[Information shown start]
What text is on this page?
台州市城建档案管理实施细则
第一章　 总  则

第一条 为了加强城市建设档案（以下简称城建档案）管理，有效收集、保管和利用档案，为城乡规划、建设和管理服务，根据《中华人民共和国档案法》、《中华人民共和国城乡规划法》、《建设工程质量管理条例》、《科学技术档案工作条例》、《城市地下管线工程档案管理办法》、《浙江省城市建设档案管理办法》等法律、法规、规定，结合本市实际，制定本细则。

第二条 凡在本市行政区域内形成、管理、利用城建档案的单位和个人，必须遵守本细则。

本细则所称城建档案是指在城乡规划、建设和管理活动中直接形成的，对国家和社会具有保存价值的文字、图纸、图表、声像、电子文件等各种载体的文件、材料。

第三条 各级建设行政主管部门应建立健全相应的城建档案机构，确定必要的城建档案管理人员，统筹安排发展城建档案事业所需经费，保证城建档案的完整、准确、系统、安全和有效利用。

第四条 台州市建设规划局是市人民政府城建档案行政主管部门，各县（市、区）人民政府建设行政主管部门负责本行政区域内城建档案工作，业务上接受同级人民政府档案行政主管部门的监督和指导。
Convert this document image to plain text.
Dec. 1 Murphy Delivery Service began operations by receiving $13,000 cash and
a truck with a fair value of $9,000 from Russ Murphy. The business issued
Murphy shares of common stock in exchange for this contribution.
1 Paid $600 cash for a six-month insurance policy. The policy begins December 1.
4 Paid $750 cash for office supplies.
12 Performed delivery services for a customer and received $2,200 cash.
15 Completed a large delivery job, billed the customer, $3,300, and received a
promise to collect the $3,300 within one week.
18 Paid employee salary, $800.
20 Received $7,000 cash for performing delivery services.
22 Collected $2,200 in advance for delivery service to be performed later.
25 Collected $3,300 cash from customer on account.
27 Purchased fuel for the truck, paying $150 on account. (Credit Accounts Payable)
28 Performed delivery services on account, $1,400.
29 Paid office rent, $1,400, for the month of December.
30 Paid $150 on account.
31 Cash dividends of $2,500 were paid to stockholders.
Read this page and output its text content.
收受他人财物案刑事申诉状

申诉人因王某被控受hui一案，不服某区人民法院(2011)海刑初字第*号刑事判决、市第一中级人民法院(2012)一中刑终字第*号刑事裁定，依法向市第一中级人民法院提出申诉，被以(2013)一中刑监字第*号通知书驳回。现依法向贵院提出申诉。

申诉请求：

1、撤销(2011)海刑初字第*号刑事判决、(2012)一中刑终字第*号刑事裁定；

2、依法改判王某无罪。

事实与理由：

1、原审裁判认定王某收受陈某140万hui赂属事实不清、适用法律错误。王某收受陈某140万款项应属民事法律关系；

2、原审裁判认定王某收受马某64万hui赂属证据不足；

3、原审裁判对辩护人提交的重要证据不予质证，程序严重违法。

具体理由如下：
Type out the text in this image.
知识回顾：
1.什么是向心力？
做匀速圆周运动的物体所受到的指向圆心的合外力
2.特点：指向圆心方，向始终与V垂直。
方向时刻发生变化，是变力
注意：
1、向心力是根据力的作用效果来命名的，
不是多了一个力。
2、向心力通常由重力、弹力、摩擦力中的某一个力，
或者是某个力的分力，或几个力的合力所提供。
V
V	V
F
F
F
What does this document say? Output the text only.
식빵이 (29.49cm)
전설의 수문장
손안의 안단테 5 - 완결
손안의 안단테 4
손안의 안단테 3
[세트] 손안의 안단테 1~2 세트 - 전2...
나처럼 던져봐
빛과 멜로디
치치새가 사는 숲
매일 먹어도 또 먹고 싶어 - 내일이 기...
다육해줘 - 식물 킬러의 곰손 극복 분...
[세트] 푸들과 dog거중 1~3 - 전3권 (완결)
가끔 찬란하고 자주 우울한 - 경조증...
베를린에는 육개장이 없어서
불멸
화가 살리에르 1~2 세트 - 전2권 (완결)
[Information shown end]
**Aim**
Extract each line from the entries above that contains the string "this".

**Reply**
What text is on this page?
Convert this document image to plain text.
Murphy shares of common stock in exchange for this contribution.
Read this page and output its text content.
Type out the text in this image.
What does this document say? Output the text only.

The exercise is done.